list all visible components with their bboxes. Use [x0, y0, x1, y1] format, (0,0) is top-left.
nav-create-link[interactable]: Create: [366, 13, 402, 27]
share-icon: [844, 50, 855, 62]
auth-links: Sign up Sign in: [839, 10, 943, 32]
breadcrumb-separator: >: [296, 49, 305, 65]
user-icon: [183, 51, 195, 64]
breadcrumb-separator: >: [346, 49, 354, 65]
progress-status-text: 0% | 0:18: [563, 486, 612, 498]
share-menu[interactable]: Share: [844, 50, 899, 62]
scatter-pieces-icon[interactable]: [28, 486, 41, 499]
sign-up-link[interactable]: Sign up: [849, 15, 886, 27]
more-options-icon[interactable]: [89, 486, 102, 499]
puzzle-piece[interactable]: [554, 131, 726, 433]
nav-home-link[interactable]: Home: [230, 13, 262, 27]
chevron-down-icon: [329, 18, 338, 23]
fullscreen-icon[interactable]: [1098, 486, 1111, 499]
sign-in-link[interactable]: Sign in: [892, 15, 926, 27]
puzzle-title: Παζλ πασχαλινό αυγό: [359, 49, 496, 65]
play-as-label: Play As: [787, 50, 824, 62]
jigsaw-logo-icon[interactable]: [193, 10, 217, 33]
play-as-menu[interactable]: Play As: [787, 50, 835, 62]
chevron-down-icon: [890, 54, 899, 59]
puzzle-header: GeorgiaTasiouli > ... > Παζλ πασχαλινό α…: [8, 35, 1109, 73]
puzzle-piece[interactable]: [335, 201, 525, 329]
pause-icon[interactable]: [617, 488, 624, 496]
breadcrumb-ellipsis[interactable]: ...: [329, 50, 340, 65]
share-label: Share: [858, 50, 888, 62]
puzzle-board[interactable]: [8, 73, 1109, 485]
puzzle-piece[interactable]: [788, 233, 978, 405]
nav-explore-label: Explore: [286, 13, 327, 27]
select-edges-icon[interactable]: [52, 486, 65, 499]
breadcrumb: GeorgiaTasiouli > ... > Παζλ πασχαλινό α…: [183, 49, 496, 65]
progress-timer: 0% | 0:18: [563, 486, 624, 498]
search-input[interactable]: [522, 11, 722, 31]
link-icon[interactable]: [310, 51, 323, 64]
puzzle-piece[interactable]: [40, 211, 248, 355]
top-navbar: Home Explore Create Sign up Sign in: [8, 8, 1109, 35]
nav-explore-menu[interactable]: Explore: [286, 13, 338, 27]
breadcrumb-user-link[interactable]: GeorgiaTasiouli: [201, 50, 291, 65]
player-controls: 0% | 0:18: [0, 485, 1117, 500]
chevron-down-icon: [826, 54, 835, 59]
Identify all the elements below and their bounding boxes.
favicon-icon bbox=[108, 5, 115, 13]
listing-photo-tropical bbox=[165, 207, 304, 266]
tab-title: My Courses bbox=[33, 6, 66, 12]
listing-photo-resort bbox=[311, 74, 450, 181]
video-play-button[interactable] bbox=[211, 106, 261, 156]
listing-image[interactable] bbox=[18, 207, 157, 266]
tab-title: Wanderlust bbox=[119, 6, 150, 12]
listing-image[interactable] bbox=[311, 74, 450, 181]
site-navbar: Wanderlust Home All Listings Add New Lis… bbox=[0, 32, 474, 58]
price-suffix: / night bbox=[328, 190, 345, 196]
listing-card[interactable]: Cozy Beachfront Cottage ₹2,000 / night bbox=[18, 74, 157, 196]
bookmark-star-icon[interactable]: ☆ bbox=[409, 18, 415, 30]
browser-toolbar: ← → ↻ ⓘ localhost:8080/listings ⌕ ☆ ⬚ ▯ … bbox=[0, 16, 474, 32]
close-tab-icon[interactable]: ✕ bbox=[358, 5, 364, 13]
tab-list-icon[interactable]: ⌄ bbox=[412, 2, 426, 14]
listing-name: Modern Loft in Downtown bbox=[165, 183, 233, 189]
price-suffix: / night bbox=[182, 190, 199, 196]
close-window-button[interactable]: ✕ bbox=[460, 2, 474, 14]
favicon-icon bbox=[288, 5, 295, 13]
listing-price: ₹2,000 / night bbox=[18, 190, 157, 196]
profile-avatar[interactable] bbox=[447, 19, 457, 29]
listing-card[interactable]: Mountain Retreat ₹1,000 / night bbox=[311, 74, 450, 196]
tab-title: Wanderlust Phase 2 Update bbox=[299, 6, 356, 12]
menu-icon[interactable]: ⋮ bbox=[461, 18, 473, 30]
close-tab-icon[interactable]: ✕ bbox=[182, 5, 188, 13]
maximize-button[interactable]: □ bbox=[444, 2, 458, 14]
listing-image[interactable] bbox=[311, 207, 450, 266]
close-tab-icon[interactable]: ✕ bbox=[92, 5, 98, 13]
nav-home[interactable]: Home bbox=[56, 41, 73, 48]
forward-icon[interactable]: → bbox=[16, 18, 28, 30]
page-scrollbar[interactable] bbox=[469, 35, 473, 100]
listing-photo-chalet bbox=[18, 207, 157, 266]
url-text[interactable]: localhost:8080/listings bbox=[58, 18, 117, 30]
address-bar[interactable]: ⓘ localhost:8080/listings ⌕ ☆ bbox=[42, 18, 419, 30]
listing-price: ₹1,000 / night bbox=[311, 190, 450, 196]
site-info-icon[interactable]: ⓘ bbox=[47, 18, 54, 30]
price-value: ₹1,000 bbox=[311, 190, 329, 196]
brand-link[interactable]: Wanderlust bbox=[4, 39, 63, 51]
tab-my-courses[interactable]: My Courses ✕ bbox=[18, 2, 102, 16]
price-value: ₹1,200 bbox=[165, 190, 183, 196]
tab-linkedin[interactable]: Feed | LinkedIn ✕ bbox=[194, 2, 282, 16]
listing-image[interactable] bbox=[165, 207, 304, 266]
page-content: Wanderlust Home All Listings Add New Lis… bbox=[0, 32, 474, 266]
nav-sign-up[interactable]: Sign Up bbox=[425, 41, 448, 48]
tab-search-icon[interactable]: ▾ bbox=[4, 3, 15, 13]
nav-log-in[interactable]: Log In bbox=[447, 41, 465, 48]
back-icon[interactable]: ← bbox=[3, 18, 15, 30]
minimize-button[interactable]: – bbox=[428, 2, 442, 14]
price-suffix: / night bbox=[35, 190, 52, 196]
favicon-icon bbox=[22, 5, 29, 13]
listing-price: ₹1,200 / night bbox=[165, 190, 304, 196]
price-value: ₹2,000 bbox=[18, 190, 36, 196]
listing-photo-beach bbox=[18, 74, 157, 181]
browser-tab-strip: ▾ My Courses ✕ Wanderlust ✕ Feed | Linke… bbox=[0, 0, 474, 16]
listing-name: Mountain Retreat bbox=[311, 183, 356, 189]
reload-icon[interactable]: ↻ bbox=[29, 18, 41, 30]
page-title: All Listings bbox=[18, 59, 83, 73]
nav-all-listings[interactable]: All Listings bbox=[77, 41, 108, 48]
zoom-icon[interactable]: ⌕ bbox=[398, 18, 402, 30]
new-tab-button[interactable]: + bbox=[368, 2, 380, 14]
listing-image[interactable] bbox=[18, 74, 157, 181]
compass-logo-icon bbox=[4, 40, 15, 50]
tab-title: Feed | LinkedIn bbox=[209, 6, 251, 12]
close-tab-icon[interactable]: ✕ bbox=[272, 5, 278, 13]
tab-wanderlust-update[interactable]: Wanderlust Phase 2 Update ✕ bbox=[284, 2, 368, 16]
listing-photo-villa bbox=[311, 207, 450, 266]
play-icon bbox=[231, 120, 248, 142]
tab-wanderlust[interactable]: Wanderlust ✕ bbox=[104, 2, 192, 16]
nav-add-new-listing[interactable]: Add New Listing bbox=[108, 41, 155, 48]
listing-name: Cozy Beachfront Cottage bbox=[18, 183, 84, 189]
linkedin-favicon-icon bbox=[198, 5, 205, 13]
|---|
→ Exercise brief
Reproduce the data verbatim from its first line through the line that contains "top-navbar: Home Explore", including both of those lines and nothing past them.

→ Output below
list all visible components with their bboxes. Use [x0, y0, x1, y1] format, (0,0) is top-left.
nav-create-link[interactable]: Create: [366, 13, 402, 27]
share-icon: [844, 50, 855, 62]
auth-links: Sign up Sign in: [839, 10, 943, 32]
breadcrumb-separator: >: [296, 49, 305, 65]
user-icon: [183, 51, 195, 64]
breadcrumb-separator: >: [346, 49, 354, 65]
progress-status-text: 0% | 0:18: [563, 486, 612, 498]
share-menu[interactable]: Share: [844, 50, 899, 62]
scatter-pieces-icon[interactable]: [28, 486, 41, 499]
sign-up-link[interactable]: Sign up: [849, 15, 886, 27]
more-options-icon[interactable]: [89, 486, 102, 499]
puzzle-piece[interactable]: [554, 131, 726, 433]
nav-home-link[interactable]: Home: [230, 13, 262, 27]
chevron-down-icon: [329, 18, 338, 23]
fullscreen-icon[interactable]: [1098, 486, 1111, 499]
sign-in-link[interactable]: Sign in: [892, 15, 926, 27]
puzzle-title: Παζλ πασχαλινό αυγό: [359, 49, 496, 65]
play-as-label: Play As: [787, 50, 824, 62]
jigsaw-logo-icon[interactable]: [193, 10, 217, 33]
play-as-menu[interactable]: Play As: [787, 50, 835, 62]
chevron-down-icon: [890, 54, 899, 59]
puzzle-header: GeorgiaTasiouli > ... > Παζλ πασχαλινό α…: [8, 35, 1109, 73]
puzzle-piece[interactable]: [335, 201, 525, 329]
pause-icon[interactable]: [617, 488, 624, 496]
breadcrumb-ellipsis[interactable]: ...: [329, 50, 340, 65]
share-label: Share: [858, 50, 888, 62]
puzzle-board[interactable]: [8, 73, 1109, 485]
puzzle-piece[interactable]: [788, 233, 978, 405]
nav-explore-label: Explore: [286, 13, 327, 27]
select-edges-icon[interactable]: [52, 486, 65, 499]
breadcrumb: GeorgiaTasiouli > ... > Παζλ πασχαλινό α…: [183, 49, 496, 65]
progress-timer: 0% | 0:18: [563, 486, 624, 498]
search-input[interactable]: [522, 11, 722, 31]
link-icon[interactable]: [310, 51, 323, 64]
puzzle-piece[interactable]: [40, 211, 248, 355]
top-navbar: Home Explore Create Sign up Sign in: [8, 8, 1109, 35]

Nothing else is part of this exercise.